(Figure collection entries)
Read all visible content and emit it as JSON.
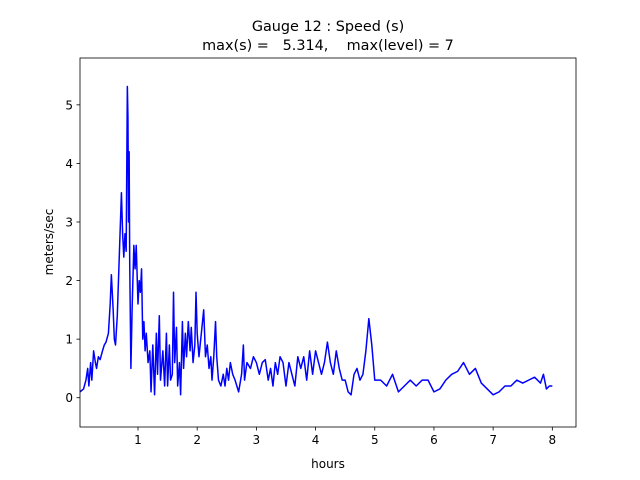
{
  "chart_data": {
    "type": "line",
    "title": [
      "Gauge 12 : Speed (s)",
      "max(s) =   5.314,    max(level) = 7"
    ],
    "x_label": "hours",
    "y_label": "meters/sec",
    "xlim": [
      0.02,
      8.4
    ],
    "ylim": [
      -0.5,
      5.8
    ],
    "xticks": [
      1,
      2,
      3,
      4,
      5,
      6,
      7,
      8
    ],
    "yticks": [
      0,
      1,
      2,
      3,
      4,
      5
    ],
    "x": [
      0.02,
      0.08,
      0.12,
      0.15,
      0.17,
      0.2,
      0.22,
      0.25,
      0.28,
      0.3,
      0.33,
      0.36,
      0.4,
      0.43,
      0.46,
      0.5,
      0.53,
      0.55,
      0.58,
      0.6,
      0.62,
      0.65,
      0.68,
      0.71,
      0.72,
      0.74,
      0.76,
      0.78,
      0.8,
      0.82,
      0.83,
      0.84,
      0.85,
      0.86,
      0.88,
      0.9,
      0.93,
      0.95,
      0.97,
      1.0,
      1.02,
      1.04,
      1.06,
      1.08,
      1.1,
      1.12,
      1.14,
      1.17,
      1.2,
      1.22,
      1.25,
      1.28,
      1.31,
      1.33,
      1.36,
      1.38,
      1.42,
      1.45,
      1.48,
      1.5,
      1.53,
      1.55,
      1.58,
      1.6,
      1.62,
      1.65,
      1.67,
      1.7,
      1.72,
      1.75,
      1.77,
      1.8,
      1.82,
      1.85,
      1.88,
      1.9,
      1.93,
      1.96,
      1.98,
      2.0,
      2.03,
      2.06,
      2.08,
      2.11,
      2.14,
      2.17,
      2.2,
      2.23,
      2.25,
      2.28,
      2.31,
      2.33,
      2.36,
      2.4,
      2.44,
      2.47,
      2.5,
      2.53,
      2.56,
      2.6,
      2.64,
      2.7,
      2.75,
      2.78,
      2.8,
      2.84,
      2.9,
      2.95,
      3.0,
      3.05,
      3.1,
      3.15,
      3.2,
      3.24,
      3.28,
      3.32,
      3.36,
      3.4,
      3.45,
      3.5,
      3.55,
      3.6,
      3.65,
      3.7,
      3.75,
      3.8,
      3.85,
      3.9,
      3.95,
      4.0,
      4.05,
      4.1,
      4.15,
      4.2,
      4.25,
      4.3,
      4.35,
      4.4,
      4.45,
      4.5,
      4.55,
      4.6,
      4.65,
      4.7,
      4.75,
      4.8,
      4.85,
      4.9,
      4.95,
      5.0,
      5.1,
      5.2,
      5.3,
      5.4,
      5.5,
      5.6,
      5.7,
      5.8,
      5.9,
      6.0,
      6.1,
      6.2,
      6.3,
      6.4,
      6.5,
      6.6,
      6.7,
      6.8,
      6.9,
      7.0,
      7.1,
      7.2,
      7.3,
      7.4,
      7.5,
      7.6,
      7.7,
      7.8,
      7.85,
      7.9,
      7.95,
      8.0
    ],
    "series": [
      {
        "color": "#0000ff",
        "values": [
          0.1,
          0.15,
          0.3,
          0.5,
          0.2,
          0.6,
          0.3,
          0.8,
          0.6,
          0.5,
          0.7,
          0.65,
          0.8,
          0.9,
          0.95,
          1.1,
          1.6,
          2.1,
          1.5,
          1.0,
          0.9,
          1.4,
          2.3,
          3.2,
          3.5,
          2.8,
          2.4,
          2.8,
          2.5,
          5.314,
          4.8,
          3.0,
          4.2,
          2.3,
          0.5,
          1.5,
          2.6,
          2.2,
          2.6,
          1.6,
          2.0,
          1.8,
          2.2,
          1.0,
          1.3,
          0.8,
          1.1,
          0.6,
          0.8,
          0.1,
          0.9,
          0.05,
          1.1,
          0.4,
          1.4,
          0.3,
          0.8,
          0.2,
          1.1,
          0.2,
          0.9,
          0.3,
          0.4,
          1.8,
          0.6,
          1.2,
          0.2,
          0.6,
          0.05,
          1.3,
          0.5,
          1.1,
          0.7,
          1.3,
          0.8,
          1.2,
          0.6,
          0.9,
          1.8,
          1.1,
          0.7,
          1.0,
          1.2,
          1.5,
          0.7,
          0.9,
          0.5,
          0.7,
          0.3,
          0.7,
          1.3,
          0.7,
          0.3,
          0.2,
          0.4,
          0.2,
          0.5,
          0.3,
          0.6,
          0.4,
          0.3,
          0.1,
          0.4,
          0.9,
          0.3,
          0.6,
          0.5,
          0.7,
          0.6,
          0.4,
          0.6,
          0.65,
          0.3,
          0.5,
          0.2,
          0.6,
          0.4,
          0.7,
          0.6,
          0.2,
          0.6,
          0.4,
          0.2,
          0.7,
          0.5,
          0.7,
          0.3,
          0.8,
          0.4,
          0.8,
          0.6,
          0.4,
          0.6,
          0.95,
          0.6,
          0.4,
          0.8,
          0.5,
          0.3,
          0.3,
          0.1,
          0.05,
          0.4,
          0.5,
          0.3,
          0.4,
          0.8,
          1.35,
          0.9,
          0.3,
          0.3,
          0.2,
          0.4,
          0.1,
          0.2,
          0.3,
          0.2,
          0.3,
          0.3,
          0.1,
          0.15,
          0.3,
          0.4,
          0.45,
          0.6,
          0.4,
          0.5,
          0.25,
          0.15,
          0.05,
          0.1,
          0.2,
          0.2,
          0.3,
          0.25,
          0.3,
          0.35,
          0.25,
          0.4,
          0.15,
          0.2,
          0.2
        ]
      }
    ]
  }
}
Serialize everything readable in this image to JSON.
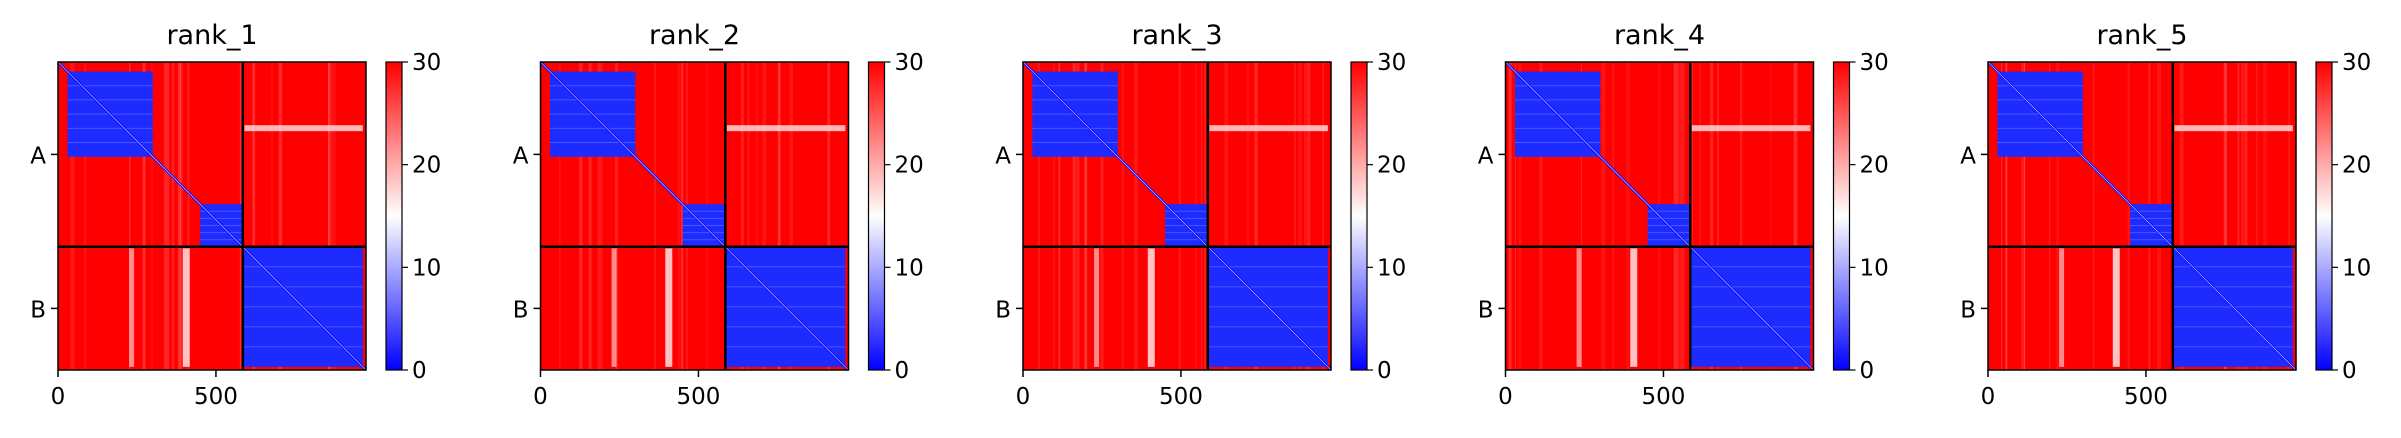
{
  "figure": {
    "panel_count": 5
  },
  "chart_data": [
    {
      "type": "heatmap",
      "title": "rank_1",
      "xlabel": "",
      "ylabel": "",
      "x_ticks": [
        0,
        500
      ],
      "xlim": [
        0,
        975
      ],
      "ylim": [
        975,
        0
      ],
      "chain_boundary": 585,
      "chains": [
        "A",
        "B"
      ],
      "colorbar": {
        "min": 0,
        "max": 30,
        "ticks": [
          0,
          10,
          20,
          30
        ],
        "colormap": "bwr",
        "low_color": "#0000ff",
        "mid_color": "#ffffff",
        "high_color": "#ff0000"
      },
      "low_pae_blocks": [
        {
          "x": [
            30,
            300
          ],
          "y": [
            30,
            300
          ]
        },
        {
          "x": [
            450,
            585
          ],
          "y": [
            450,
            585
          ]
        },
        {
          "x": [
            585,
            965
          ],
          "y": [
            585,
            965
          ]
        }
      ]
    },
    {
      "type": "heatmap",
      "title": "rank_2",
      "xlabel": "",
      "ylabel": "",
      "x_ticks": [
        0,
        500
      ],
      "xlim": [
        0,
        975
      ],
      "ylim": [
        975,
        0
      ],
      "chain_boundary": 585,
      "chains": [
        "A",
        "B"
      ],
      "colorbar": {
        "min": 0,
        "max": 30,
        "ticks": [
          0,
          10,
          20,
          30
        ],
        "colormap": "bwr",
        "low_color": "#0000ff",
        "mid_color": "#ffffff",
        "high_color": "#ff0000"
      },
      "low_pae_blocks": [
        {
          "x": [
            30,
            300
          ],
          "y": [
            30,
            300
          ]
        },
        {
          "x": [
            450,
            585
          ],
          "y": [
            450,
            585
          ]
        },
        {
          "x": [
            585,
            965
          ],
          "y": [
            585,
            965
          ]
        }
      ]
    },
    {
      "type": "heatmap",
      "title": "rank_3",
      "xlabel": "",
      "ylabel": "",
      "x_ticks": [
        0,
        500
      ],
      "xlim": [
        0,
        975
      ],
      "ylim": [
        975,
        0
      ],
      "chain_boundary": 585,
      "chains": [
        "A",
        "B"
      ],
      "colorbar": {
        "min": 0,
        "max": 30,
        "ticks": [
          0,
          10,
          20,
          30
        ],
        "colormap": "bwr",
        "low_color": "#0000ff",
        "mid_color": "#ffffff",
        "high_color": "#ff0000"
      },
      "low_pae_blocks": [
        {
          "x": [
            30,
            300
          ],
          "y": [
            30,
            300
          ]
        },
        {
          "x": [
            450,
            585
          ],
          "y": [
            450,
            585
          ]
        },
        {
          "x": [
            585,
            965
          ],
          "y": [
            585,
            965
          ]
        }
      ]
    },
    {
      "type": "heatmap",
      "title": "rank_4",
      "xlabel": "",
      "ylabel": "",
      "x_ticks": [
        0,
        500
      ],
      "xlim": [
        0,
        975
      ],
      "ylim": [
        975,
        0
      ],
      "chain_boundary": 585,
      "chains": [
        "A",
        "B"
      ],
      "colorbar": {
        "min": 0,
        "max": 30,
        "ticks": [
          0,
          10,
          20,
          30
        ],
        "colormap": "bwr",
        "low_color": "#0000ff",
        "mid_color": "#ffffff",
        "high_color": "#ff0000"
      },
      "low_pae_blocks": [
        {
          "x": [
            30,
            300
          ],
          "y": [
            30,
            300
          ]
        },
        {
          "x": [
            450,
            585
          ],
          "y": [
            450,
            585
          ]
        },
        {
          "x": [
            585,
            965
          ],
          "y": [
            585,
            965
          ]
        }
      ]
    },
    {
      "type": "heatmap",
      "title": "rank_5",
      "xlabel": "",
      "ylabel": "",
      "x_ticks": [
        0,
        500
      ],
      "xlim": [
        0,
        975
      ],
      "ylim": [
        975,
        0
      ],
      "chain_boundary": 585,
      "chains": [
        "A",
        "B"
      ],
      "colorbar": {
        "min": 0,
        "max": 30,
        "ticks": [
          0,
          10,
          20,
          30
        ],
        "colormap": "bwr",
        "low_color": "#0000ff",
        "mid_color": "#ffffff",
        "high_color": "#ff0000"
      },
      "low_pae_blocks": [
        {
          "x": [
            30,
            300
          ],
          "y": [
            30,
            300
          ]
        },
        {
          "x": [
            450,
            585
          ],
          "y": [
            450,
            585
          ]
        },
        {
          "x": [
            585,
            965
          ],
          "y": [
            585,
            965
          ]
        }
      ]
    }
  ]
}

**Stated task:** Copy each line holding the word "JSON" from the listing above.

**Result:**
Read all visible content and emit it as JSON.
Serialize everything readable in this image to JSON.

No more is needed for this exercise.